** start Records to process **
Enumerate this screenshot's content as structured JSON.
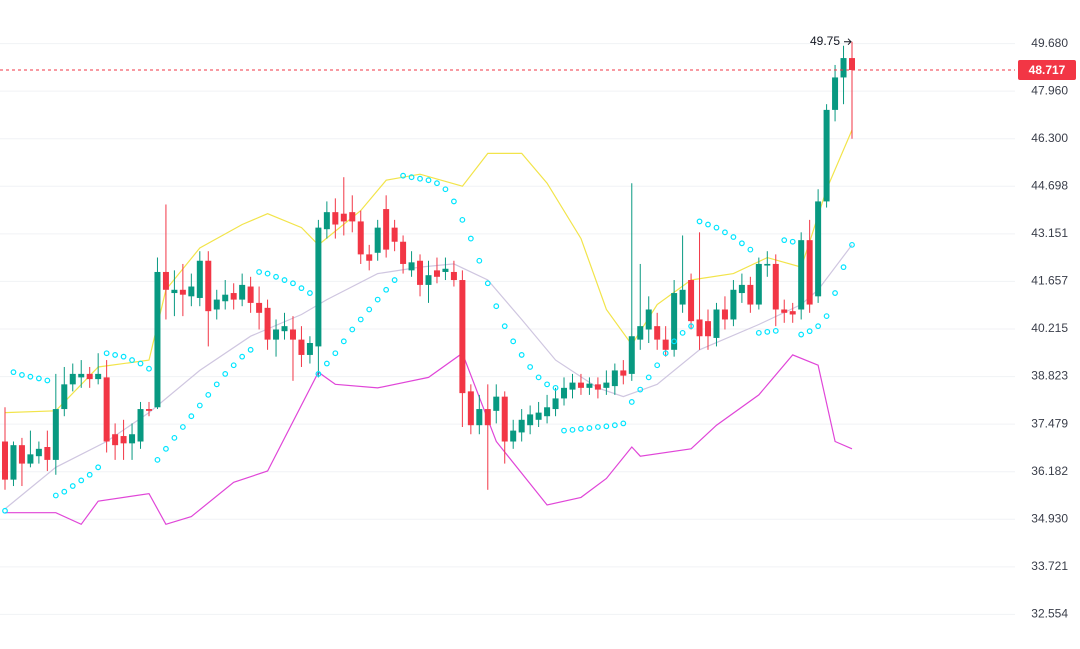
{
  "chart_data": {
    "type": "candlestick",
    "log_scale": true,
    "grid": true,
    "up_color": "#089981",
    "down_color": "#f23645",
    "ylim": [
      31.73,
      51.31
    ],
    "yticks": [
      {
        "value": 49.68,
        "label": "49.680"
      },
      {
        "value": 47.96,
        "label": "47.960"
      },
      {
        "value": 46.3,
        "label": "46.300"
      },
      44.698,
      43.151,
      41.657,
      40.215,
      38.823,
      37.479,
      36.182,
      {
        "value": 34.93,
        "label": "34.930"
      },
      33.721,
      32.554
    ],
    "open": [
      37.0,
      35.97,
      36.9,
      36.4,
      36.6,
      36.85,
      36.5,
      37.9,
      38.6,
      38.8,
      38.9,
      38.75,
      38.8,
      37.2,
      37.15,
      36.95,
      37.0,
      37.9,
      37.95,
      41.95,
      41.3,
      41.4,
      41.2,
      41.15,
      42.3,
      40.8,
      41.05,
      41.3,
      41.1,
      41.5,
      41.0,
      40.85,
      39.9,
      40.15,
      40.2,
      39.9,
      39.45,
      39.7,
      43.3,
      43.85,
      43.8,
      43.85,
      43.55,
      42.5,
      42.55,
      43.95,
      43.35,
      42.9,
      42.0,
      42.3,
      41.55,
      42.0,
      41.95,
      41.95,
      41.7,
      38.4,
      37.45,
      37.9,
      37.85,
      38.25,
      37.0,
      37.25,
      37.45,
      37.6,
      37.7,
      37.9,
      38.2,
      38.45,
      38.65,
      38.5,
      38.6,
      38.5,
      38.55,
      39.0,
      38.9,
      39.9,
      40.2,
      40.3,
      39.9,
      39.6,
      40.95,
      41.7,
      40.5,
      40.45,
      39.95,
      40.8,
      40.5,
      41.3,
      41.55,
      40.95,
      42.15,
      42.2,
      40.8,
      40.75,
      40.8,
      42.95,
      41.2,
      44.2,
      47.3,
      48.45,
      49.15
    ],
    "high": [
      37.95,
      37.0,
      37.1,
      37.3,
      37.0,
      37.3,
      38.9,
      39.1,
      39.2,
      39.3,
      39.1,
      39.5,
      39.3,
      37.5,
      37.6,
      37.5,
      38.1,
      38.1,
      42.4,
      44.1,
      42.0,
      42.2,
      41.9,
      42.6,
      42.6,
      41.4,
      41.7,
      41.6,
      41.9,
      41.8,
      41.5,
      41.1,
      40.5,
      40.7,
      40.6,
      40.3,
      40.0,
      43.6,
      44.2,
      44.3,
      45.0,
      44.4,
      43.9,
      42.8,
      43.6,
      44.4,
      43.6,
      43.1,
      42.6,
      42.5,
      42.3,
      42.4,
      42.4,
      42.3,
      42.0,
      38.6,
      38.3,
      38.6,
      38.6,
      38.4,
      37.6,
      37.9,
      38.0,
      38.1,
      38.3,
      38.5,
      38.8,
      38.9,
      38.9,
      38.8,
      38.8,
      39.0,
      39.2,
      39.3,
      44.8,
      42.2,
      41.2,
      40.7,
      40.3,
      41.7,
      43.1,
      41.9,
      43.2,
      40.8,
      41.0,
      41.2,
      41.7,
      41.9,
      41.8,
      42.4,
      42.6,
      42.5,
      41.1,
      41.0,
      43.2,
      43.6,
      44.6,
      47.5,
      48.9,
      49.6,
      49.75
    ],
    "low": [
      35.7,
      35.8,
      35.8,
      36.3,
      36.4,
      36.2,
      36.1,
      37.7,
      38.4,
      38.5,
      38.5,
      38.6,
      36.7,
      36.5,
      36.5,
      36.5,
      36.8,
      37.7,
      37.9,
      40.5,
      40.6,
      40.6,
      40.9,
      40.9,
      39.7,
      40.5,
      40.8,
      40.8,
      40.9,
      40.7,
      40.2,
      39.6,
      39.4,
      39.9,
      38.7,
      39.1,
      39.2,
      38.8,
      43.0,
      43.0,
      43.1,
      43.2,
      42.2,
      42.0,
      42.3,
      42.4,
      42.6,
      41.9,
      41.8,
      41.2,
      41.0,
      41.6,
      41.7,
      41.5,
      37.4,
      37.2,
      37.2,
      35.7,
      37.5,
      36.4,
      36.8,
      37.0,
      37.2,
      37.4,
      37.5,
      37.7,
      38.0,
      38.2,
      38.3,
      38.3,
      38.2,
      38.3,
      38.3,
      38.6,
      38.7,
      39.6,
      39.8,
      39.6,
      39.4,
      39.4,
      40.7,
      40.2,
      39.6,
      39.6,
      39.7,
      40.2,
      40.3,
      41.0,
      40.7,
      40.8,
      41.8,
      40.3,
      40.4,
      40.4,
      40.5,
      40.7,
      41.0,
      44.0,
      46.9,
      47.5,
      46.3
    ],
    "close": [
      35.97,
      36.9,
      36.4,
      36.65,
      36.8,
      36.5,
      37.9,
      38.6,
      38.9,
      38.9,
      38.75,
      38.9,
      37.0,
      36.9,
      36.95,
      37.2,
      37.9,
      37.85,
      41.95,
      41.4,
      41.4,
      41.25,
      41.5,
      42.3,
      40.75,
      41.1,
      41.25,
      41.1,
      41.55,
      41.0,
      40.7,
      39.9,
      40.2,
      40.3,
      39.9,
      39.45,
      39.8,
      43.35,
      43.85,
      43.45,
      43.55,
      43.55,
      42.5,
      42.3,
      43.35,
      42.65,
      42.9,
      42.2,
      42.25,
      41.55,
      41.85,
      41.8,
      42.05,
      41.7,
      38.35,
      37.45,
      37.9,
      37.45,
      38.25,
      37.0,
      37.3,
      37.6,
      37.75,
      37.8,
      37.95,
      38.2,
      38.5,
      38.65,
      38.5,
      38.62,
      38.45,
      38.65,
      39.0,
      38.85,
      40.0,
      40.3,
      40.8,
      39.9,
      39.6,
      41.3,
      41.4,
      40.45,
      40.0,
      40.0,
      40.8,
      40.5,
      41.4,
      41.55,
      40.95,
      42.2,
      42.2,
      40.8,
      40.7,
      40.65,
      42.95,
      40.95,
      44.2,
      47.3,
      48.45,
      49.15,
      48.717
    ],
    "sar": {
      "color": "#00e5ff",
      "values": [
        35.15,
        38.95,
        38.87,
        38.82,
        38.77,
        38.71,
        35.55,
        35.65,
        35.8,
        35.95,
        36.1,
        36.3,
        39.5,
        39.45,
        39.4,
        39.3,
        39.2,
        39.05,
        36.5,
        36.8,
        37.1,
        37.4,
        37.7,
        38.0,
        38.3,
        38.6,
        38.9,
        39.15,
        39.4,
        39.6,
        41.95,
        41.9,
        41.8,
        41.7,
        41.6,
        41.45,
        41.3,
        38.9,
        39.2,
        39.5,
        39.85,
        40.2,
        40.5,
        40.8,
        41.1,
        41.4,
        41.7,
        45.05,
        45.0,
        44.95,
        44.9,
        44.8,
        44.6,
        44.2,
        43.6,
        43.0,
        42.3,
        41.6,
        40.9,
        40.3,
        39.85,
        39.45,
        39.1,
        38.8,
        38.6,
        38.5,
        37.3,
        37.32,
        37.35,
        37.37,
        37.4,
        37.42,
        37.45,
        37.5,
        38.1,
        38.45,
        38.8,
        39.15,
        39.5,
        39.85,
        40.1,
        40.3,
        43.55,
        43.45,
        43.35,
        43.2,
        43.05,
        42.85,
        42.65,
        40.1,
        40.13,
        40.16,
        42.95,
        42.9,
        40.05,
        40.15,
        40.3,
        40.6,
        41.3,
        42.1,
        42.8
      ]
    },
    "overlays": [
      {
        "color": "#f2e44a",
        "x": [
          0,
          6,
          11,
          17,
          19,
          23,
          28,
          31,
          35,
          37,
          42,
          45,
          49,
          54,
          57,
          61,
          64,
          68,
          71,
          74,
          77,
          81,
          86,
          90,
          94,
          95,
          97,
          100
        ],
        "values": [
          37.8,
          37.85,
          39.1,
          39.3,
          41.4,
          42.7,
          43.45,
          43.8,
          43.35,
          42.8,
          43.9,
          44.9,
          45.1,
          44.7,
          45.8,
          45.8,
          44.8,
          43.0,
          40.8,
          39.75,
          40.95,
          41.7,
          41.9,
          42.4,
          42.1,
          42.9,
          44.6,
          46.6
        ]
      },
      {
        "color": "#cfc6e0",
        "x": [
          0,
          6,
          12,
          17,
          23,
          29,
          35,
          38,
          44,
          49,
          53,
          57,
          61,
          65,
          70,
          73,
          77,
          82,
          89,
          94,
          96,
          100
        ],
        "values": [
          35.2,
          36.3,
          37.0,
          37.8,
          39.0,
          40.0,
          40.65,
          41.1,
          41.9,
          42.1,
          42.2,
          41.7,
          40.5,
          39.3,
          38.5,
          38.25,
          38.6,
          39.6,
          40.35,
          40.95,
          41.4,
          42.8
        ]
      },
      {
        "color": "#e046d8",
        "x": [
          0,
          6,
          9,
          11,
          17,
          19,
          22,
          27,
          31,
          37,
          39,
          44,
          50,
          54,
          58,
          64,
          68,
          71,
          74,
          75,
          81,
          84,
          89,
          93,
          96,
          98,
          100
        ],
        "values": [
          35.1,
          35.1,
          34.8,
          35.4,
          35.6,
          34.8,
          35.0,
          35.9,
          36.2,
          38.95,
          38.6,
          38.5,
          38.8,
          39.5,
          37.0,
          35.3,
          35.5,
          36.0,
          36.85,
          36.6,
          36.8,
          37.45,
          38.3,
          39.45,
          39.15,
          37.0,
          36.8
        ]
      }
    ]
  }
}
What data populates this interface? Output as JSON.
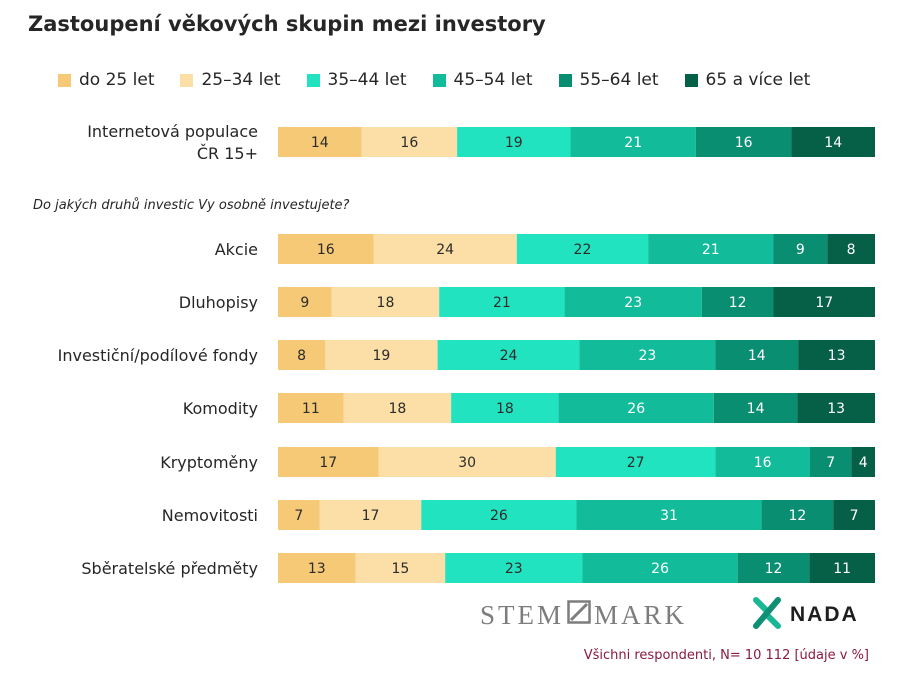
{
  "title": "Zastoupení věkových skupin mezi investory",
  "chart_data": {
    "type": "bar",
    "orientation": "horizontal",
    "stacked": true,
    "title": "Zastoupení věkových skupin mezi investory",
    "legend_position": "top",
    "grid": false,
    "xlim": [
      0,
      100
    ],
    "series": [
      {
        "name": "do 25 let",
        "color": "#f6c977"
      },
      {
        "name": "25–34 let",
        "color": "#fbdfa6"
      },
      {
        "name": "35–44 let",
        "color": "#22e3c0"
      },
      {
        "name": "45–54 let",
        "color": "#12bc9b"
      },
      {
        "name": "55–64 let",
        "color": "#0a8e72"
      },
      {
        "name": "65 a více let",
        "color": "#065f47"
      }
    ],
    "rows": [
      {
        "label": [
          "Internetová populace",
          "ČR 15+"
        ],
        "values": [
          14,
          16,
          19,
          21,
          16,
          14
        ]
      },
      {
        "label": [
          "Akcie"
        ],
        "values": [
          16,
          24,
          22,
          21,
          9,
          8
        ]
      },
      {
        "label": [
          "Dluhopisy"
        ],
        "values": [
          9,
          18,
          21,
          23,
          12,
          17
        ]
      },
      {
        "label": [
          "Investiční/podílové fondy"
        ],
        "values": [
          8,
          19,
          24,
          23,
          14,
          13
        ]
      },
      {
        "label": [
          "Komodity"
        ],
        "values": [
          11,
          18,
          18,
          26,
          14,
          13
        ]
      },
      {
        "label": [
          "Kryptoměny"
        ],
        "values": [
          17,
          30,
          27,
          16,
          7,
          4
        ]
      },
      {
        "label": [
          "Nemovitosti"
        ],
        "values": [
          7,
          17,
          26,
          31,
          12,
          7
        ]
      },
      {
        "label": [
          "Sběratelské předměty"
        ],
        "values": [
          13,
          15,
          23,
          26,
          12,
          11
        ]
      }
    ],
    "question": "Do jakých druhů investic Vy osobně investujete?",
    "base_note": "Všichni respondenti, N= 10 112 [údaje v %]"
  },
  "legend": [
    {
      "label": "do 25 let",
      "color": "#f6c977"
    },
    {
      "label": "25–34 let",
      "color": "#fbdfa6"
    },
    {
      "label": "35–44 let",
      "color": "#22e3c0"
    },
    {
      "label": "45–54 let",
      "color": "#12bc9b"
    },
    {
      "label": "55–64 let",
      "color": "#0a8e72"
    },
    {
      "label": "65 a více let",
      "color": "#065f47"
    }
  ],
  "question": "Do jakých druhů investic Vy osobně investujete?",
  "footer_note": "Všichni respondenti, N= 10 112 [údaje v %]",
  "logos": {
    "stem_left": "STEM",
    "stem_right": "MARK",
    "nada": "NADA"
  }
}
** end Records to process **
## Exercise prompt
Pull out all lines from the entries above in which the word "investujete" appears.

## Task output
    "question": "Do jakých druhů investic Vy osobně investujete?",
  "question": "Do jakých druhů investic Vy osobně investujete?",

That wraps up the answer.